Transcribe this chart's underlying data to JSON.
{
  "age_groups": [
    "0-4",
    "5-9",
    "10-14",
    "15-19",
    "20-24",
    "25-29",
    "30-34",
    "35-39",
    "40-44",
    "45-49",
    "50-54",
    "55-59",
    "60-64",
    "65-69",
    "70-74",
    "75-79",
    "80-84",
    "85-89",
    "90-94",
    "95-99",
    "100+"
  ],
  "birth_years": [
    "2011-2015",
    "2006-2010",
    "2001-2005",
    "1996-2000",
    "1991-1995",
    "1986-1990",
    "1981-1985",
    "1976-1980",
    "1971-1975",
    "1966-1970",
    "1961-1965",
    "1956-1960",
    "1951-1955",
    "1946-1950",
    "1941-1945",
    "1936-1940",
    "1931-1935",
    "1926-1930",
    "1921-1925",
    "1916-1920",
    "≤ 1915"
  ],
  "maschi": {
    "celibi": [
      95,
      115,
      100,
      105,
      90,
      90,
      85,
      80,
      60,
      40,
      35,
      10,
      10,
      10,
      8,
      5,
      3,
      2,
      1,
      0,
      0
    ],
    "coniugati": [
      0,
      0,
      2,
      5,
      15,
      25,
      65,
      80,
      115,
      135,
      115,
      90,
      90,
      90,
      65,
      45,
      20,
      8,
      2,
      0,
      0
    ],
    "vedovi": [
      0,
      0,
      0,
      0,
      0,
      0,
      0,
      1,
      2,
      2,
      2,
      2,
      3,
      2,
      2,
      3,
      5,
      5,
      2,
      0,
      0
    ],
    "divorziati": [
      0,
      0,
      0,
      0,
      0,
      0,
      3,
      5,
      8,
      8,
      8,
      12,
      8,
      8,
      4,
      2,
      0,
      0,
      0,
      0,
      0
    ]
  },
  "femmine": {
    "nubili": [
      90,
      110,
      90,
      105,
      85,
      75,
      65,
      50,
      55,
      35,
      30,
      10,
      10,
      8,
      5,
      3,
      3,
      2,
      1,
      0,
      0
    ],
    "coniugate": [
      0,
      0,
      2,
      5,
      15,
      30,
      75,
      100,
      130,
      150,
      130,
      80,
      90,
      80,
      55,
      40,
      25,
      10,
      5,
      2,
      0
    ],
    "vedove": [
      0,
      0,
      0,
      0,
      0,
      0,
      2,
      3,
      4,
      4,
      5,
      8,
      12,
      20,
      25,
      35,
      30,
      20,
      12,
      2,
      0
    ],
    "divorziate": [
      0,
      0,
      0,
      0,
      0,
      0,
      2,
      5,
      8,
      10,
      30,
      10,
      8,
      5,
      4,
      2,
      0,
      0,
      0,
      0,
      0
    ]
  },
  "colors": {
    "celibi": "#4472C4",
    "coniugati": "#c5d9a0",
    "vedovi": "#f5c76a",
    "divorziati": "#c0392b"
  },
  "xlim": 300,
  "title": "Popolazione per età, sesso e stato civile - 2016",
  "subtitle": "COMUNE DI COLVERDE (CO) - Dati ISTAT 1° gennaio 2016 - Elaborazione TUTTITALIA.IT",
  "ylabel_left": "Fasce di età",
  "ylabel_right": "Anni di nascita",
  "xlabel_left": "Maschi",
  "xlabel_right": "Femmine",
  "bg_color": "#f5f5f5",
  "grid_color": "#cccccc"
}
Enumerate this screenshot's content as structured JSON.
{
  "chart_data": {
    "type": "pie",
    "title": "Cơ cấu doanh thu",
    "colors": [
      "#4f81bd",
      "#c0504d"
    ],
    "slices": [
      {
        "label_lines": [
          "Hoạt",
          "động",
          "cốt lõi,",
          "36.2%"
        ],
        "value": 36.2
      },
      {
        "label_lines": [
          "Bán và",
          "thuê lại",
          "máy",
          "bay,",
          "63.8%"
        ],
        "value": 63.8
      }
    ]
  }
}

□ □ □ □

Return all of the data exactly as it reads.

Transcribe this chart's underlying data to JSON.
{
  "age_groups": [
    "0-4",
    "5-9",
    "10-14",
    "15-19",
    "20-24",
    "25-29",
    "30-34",
    "35-39",
    "40-44",
    "45-49",
    "50-54",
    "55-59",
    "60-64",
    "65-69",
    "70-74",
    "75-79",
    "80-84",
    "85-89",
    "90-94",
    "95-99",
    "100+"
  ],
  "birth_years": [
    "2011-2015",
    "2006-2010",
    "2001-2005",
    "1996-2000",
    "1991-1995",
    "1986-1990",
    "1981-1985",
    "1976-1980",
    "1971-1975",
    "1966-1970",
    "1961-1965",
    "1956-1960",
    "1951-1955",
    "1946-1950",
    "1941-1945",
    "1936-1940",
    "1931-1935",
    "1926-1930",
    "1921-1925",
    "1916-1920",
    "≤ 1915"
  ],
  "maschi": {
    "celibi": [
      95,
      115,
      100,
      105,
      90,
      90,
      85,
      80,
      60,
      40,
      35,
      10,
      10,
      10,
      8,
      5,
      3,
      2,
      1,
      0,
      0
    ],
    "coniugati": [
      0,
      0,
      2,
      5,
      15,
      25,
      65,
      80,
      115,
      135,
      115,
      90,
      90,
      90,
      65,
      45,
      20,
      8,
      2,
      0,
      0
    ],
    "vedovi": [
      0,
      0,
      0,
      0,
      0,
      0,
      0,
      1,
      2,
      2,
      2,
      2,
      3,
      2,
      2,
      3,
      5,
      5,
      2,
      0,
      0
    ],
    "divorziati": [
      0,
      0,
      0,
      0,
      0,
      0,
      3,
      5,
      8,
      8,
      8,
      12,
      8,
      8,
      4,
      2,
      0,
      0,
      0,
      0,
      0
    ]
  },
  "femmine": {
    "nubili": [
      90,
      110,
      90,
      105,
      85,
      75,
      65,
      50,
      55,
      35,
      30,
      10,
      10,
      8,
      5,
      3,
      3,
      2,
      1,
      0,
      0
    ],
    "coniugate": [
      0,
      0,
      2,
      5,
      15,
      30,
      75,
      100,
      130,
      150,
      130,
      80,
      90,
      80,
      55,
      40,
      25,
      10,
      5,
      2,
      0
    ],
    "vedove": [
      0,
      0,
      0,
      0,
      0,
      0,
      2,
      3,
      4,
      4,
      5,
      8,
      12,
      20,
      25,
      35,
      30,
      20,
      12,
      2,
      0
    ],
    "divorziate": [
      0,
      0,
      0,
      0,
      0,
      0,
      2,
      5,
      8,
      10,
      30,
      10,
      8,
      5,
      4,
      2,
      0,
      0,
      0,
      0,
      0
    ]
  },
  "colors": {
    "celibi": "#4472C4",
    "coniugati": "#c5d9a0",
    "vedovi": "#f5c76a",
    "divorziati": "#c0392b"
  },
  "xlim": 300,
  "title": "Popolazione per età, sesso e stato civile - 2016",
  "subtitle": "COMUNE DI COLVERDE (CO) - Dati ISTAT 1° gennaio 2016 - Elaborazione TUTTITALIA.IT",
  "ylabel_left": "Fasce di età",
  "ylabel_right": "Anni di nascita",
  "xlabel_left": "Maschi",
  "xlabel_right": "Femmine",
  "bg_color": "#f5f5f5",
  "grid_color": "#cccccc"
}
Enumerate this screenshot's content as structured JSON.
{
  "chart_data": {
    "type": "pie",
    "title": "Cơ cấu doanh thu",
    "colors": [
      "#4f81bd",
      "#c0504d"
    ],
    "slices": [
      {
        "label_lines": [
          "Hoạt",
          "động",
          "cốt lõi,",
          "36.2%"
        ],
        "value": 36.2
      },
      {
        "label_lines": [
          "Bán và",
          "thuê lại",
          "máy",
          "bay,",
          "63.8%"
        ],
        "value": 63.8
      }
    ]
  }
}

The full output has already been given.